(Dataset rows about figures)
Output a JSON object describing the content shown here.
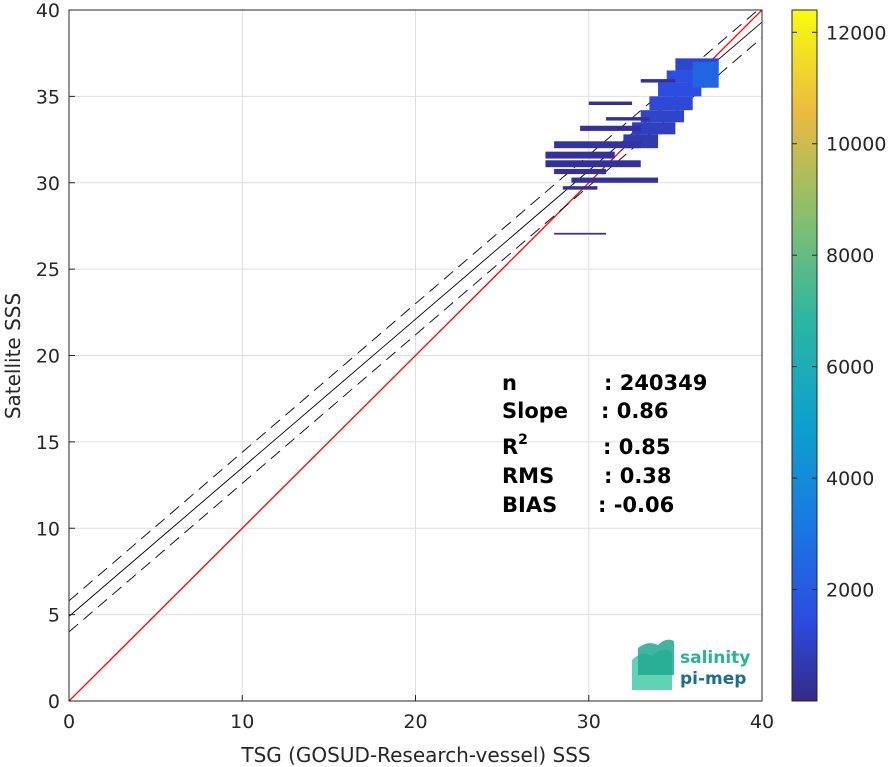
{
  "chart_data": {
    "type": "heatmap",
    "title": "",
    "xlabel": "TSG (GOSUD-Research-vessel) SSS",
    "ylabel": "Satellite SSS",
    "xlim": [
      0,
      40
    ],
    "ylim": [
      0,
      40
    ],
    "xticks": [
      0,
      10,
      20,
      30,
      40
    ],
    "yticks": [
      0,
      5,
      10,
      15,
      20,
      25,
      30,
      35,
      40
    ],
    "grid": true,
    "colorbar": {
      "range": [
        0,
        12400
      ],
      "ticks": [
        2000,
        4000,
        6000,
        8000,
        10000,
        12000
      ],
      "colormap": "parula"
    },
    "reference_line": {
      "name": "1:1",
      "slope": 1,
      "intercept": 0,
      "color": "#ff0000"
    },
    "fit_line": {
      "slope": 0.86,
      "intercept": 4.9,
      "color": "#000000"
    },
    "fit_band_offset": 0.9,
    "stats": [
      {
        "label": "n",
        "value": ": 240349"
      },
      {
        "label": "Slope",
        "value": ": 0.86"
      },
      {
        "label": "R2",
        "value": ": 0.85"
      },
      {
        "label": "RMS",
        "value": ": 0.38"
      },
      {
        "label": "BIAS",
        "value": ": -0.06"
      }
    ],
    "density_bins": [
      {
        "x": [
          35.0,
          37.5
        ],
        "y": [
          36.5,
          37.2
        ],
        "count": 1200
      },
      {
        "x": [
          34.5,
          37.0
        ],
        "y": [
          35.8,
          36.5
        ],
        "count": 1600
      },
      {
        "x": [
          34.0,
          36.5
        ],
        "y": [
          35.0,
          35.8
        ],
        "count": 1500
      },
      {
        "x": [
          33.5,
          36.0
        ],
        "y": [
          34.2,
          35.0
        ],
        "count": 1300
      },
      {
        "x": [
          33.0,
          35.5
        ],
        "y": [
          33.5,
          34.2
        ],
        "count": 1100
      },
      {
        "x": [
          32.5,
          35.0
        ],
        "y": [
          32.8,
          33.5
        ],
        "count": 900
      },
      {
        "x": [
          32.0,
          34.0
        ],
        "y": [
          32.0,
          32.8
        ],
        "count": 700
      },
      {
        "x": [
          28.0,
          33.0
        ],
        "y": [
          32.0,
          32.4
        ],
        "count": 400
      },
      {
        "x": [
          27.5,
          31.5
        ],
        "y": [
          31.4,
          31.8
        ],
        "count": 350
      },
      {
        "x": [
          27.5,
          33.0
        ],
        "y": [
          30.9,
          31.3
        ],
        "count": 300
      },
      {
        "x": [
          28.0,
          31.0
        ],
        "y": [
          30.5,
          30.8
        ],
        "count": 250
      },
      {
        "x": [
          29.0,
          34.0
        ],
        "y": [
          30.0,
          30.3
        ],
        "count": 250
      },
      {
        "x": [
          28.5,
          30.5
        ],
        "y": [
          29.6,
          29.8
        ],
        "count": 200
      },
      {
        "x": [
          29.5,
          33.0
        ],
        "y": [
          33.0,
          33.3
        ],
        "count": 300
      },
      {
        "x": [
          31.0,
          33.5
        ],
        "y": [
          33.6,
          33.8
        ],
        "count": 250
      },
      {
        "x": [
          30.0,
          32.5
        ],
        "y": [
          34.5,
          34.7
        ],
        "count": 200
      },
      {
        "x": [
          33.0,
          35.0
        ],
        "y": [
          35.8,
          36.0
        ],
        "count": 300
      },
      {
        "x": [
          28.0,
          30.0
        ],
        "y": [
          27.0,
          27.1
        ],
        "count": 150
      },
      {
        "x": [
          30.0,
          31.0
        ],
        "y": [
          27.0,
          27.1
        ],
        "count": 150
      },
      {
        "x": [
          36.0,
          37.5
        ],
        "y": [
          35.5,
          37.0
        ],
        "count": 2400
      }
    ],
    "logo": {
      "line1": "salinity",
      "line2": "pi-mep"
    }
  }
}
---
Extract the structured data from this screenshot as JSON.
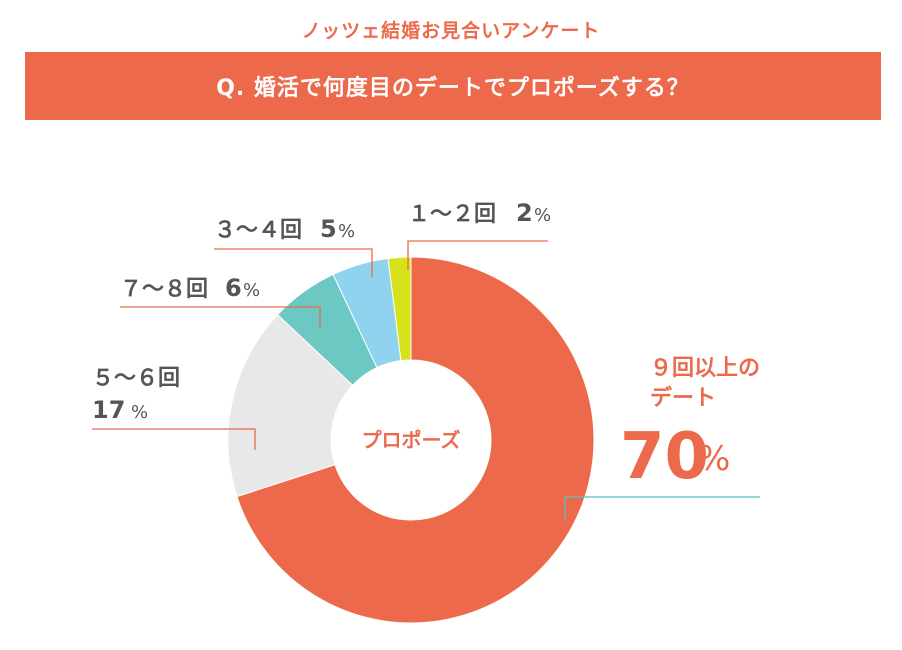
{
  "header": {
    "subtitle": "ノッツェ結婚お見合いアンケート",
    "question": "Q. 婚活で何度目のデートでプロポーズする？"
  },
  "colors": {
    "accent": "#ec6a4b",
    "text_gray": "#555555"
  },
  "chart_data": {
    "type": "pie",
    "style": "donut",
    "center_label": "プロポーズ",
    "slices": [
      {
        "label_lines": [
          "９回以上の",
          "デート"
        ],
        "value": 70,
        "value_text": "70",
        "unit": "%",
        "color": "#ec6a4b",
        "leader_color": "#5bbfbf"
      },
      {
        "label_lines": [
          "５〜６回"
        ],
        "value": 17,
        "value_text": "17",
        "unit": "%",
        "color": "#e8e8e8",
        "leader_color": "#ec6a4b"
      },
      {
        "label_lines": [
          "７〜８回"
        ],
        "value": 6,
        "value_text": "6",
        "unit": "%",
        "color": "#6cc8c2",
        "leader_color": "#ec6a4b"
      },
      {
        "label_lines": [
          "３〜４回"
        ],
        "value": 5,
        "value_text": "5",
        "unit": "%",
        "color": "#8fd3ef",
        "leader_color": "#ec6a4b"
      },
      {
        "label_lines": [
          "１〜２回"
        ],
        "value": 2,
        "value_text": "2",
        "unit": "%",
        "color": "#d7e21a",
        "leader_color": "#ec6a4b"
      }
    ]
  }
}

What to do:
Where a line in the material contains "JSON", copy that line.

Result of the task:
Output a JSON object describing the content shown here.
Extract the structured data from this screenshot as JSON.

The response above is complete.